> [WHAT TO PRODUCE] All of the records listed below should be retyped exactly.

> [LISTING]
## start

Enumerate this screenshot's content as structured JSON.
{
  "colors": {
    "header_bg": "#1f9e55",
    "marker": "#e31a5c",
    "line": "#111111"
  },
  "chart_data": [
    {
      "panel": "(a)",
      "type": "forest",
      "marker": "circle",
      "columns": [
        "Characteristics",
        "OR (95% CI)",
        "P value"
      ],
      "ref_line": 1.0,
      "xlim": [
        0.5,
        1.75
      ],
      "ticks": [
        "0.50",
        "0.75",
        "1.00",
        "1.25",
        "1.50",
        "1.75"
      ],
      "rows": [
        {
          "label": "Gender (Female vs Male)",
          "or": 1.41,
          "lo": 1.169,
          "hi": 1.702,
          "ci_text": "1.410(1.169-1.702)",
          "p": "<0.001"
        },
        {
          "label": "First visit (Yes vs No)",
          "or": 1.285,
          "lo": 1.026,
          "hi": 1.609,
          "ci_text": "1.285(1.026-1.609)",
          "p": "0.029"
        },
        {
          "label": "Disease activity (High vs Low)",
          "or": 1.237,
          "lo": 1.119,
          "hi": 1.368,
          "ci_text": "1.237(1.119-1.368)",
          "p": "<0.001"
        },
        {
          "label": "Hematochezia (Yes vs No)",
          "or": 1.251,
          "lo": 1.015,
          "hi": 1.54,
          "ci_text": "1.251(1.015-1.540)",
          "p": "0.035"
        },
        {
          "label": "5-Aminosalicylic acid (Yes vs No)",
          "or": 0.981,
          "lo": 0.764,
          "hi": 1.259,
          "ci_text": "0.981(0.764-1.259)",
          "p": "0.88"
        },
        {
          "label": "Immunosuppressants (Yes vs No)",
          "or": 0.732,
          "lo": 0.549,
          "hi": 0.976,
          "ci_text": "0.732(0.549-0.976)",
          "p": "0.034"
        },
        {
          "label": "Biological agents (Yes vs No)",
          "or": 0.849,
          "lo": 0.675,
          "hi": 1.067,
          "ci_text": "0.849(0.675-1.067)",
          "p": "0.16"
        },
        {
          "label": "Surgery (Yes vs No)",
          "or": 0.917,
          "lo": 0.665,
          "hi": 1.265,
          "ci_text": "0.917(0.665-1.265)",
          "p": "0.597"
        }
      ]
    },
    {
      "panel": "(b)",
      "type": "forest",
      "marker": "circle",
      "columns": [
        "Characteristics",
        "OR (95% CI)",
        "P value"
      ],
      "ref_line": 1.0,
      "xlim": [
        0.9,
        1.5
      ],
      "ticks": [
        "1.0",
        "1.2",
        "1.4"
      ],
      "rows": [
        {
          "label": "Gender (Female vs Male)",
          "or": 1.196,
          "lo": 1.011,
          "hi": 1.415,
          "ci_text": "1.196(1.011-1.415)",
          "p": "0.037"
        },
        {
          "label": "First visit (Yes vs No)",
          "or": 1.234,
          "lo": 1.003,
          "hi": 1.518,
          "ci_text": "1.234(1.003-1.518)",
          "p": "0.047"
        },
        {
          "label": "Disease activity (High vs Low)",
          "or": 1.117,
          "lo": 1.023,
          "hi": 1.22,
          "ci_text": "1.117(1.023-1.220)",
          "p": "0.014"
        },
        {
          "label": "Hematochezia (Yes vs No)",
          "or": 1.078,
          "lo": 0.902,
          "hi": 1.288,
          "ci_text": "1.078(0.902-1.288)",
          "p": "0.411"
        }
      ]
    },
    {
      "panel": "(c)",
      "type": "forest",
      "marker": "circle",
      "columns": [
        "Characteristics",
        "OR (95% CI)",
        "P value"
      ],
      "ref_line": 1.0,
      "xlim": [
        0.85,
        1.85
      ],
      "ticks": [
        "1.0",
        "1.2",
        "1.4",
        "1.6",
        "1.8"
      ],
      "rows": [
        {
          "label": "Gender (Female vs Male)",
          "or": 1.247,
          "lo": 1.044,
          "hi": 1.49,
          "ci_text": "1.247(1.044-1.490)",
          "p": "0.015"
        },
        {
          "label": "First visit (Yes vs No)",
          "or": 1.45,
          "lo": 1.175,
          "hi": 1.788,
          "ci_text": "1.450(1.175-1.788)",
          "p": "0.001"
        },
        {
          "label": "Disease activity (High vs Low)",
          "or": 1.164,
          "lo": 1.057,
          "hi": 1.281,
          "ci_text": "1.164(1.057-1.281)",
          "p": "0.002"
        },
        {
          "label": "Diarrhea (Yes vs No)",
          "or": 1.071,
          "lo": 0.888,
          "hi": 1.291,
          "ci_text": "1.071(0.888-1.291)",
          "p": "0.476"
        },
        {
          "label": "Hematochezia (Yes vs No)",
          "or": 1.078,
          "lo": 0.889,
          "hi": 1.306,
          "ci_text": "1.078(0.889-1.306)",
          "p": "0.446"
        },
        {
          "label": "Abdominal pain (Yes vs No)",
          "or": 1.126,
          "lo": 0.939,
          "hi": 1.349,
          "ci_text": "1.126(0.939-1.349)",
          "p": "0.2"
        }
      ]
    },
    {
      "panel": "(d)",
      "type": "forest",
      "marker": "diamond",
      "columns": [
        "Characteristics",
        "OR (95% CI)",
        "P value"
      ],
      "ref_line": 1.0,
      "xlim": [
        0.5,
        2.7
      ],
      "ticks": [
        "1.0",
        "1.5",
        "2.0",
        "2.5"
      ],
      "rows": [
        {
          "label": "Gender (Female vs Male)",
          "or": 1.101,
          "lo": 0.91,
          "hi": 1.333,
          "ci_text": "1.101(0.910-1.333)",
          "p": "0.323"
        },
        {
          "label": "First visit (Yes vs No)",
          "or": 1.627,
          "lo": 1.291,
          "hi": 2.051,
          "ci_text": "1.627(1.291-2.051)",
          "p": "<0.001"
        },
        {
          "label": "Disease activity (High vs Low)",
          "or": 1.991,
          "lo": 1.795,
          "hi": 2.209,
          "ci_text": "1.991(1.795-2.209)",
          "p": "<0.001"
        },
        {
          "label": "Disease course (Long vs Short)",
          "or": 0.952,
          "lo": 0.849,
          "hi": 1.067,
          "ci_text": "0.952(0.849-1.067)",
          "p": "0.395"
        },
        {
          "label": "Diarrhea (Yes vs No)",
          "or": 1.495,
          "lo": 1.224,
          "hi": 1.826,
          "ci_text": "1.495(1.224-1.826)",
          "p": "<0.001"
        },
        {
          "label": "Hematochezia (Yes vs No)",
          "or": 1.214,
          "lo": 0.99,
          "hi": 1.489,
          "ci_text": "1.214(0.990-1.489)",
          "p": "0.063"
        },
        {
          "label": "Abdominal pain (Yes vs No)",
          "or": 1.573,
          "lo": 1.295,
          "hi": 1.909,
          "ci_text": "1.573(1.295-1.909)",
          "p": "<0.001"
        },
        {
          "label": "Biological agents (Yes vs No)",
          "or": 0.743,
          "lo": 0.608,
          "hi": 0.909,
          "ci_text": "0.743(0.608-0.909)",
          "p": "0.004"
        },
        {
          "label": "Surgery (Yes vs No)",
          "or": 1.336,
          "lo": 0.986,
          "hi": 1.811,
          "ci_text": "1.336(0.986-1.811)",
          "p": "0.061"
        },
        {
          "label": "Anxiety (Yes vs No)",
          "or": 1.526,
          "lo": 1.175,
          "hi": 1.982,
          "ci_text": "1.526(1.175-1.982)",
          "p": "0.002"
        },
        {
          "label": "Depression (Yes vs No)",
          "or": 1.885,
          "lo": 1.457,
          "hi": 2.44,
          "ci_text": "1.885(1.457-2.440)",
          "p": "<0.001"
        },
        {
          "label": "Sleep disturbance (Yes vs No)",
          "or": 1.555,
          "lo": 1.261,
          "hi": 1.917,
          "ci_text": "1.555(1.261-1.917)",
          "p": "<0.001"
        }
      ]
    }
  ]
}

## end

> [FINAL RESULT]
Enumerate this screenshot's content as structured JSON.
{
  "colors": {
    "header_bg": "#1f9e55",
    "marker": "#e31a5c",
    "line": "#111111"
  },
  "chart_data": [
    {
      "panel": "(a)",
      "type": "forest",
      "marker": "circle",
      "columns": [
        "Characteristics",
        "OR (95% CI)",
        "P value"
      ],
      "ref_line": 1.0,
      "xlim": [
        0.5,
        1.75
      ],
      "ticks": [
        "0.50",
        "0.75",
        "1.00",
        "1.25",
        "1.50",
        "1.75"
      ],
      "rows": [
        {
          "label": "Gender (Female vs Male)",
          "or": 1.41,
          "lo": 1.169,
          "hi": 1.702,
          "ci_text": "1.410(1.169-1.702)",
          "p": "<0.001"
        },
        {
          "label": "First visit (Yes vs No)",
          "or": 1.285,
          "lo": 1.026,
          "hi": 1.609,
          "ci_text": "1.285(1.026-1.609)",
          "p": "0.029"
        },
        {
          "label": "Disease activity (High vs Low)",
          "or": 1.237,
          "lo": 1.119,
          "hi": 1.368,
          "ci_text": "1.237(1.119-1.368)",
          "p": "<0.001"
        },
        {
          "label": "Hematochezia (Yes vs No)",
          "or": 1.251,
          "lo": 1.015,
          "hi": 1.54,
          "ci_text": "1.251(1.015-1.540)",
          "p": "0.035"
        },
        {
          "label": "5-Aminosalicylic acid (Yes vs No)",
          "or": 0.981,
          "lo": 0.764,
          "hi": 1.259,
          "ci_text": "0.981(0.764-1.259)",
          "p": "0.88"
        },
        {
          "label": "Immunosuppressants (Yes vs No)",
          "or": 0.732,
          "lo": 0.549,
          "hi": 0.976,
          "ci_text": "0.732(0.549-0.976)",
          "p": "0.034"
        },
        {
          "label": "Biological agents (Yes vs No)",
          "or": 0.849,
          "lo": 0.675,
          "hi": 1.067,
          "ci_text": "0.849(0.675-1.067)",
          "p": "0.16"
        },
        {
          "label": "Surgery (Yes vs No)",
          "or": 0.917,
          "lo": 0.665,
          "hi": 1.265,
          "ci_text": "0.917(0.665-1.265)",
          "p": "0.597"
        }
      ]
    },
    {
      "panel": "(b)",
      "type": "forest",
      "marker": "circle",
      "columns": [
        "Characteristics",
        "OR (95% CI)",
        "P value"
      ],
      "ref_line": 1.0,
      "xlim": [
        0.9,
        1.5
      ],
      "ticks": [
        "1.0",
        "1.2",
        "1.4"
      ],
      "rows": [
        {
          "label": "Gender (Female vs Male)",
          "or": 1.196,
          "lo": 1.011,
          "hi": 1.415,
          "ci_text": "1.196(1.011-1.415)",
          "p": "0.037"
        },
        {
          "label": "First visit (Yes vs No)",
          "or": 1.234,
          "lo": 1.003,
          "hi": 1.518,
          "ci_text": "1.234(1.003-1.518)",
          "p": "0.047"
        },
        {
          "label": "Disease activity (High vs Low)",
          "or": 1.117,
          "lo": 1.023,
          "hi": 1.22,
          "ci_text": "1.117(1.023-1.220)",
          "p": "0.014"
        },
        {
          "label": "Hematochezia (Yes vs No)",
          "or": 1.078,
          "lo": 0.902,
          "hi": 1.288,
          "ci_text": "1.078(0.902-1.288)",
          "p": "0.411"
        }
      ]
    },
    {
      "panel": "(c)",
      "type": "forest",
      "marker": "circle",
      "columns": [
        "Characteristics",
        "OR (95% CI)",
        "P value"
      ],
      "ref_line": 1.0,
      "xlim": [
        0.85,
        1.85
      ],
      "ticks": [
        "1.0",
        "1.2",
        "1.4",
        "1.6",
        "1.8"
      ],
      "rows": [
        {
          "label": "Gender (Female vs Male)",
          "or": 1.247,
          "lo": 1.044,
          "hi": 1.49,
          "ci_text": "1.247(1.044-1.490)",
          "p": "0.015"
        },
        {
          "label": "First visit (Yes vs No)",
          "or": 1.45,
          "lo": 1.175,
          "hi": 1.788,
          "ci_text": "1.450(1.175-1.788)",
          "p": "0.001"
        },
        {
          "label": "Disease activity (High vs Low)",
          "or": 1.164,
          "lo": 1.057,
          "hi": 1.281,
          "ci_text": "1.164(1.057-1.281)",
          "p": "0.002"
        },
        {
          "label": "Diarrhea (Yes vs No)",
          "or": 1.071,
          "lo": 0.888,
          "hi": 1.291,
          "ci_text": "1.071(0.888-1.291)",
          "p": "0.476"
        },
        {
          "label": "Hematochezia (Yes vs No)",
          "or": 1.078,
          "lo": 0.889,
          "hi": 1.306,
          "ci_text": "1.078(0.889-1.306)",
          "p": "0.446"
        },
        {
          "label": "Abdominal pain (Yes vs No)",
          "or": 1.126,
          "lo": 0.939,
          "hi": 1.349,
          "ci_text": "1.126(0.939-1.349)",
          "p": "0.2"
        }
      ]
    },
    {
      "panel": "(d)",
      "type": "forest",
      "marker": "diamond",
      "columns": [
        "Characteristics",
        "OR (95% CI)",
        "P value"
      ],
      "ref_line": 1.0,
      "xlim": [
        0.5,
        2.7
      ],
      "ticks": [
        "1.0",
        "1.5",
        "2.0",
        "2.5"
      ],
      "rows": [
        {
          "label": "Gender (Female vs Male)",
          "or": 1.101,
          "lo": 0.91,
          "hi": 1.333,
          "ci_text": "1.101(0.910-1.333)",
          "p": "0.323"
        },
        {
          "label": "First visit (Yes vs No)",
          "or": 1.627,
          "lo": 1.291,
          "hi": 2.051,
          "ci_text": "1.627(1.291-2.051)",
          "p": "<0.001"
        },
        {
          "label": "Disease activity (High vs Low)",
          "or": 1.991,
          "lo": 1.795,
          "hi": 2.209,
          "ci_text": "1.991(1.795-2.209)",
          "p": "<0.001"
        },
        {
          "label": "Disease course (Long vs Short)",
          "or": 0.952,
          "lo": 0.849,
          "hi": 1.067,
          "ci_text": "0.952(0.849-1.067)",
          "p": "0.395"
        },
        {
          "label": "Diarrhea (Yes vs No)",
          "or": 1.495,
          "lo": 1.224,
          "hi": 1.826,
          "ci_text": "1.495(1.224-1.826)",
          "p": "<0.001"
        },
        {
          "label": "Hematochezia (Yes vs No)",
          "or": 1.214,
          "lo": 0.99,
          "hi": 1.489,
          "ci_text": "1.214(0.990-1.489)",
          "p": "0.063"
        },
        {
          "label": "Abdominal pain (Yes vs No)",
          "or": 1.573,
          "lo": 1.295,
          "hi": 1.909,
          "ci_text": "1.573(1.295-1.909)",
          "p": "<0.001"
        },
        {
          "label": "Biological agents (Yes vs No)",
          "or": 0.743,
          "lo": 0.608,
          "hi": 0.909,
          "ci_text": "0.743(0.608-0.909)",
          "p": "0.004"
        },
        {
          "label": "Surgery (Yes vs No)",
          "or": 1.336,
          "lo": 0.986,
          "hi": 1.811,
          "ci_text": "1.336(0.986-1.811)",
          "p": "0.061"
        },
        {
          "label": "Anxiety (Yes vs No)",
          "or": 1.526,
          "lo": 1.175,
          "hi": 1.982,
          "ci_text": "1.526(1.175-1.982)",
          "p": "0.002"
        },
        {
          "label": "Depression (Yes vs No)",
          "or": 1.885,
          "lo": 1.457,
          "hi": 2.44,
          "ci_text": "1.885(1.457-2.440)",
          "p": "<0.001"
        },
        {
          "label": "Sleep disturbance (Yes vs No)",
          "or": 1.555,
          "lo": 1.261,
          "hi": 1.917,
          "ci_text": "1.555(1.261-1.917)",
          "p": "<0.001"
        }
      ]
    }
  ]
}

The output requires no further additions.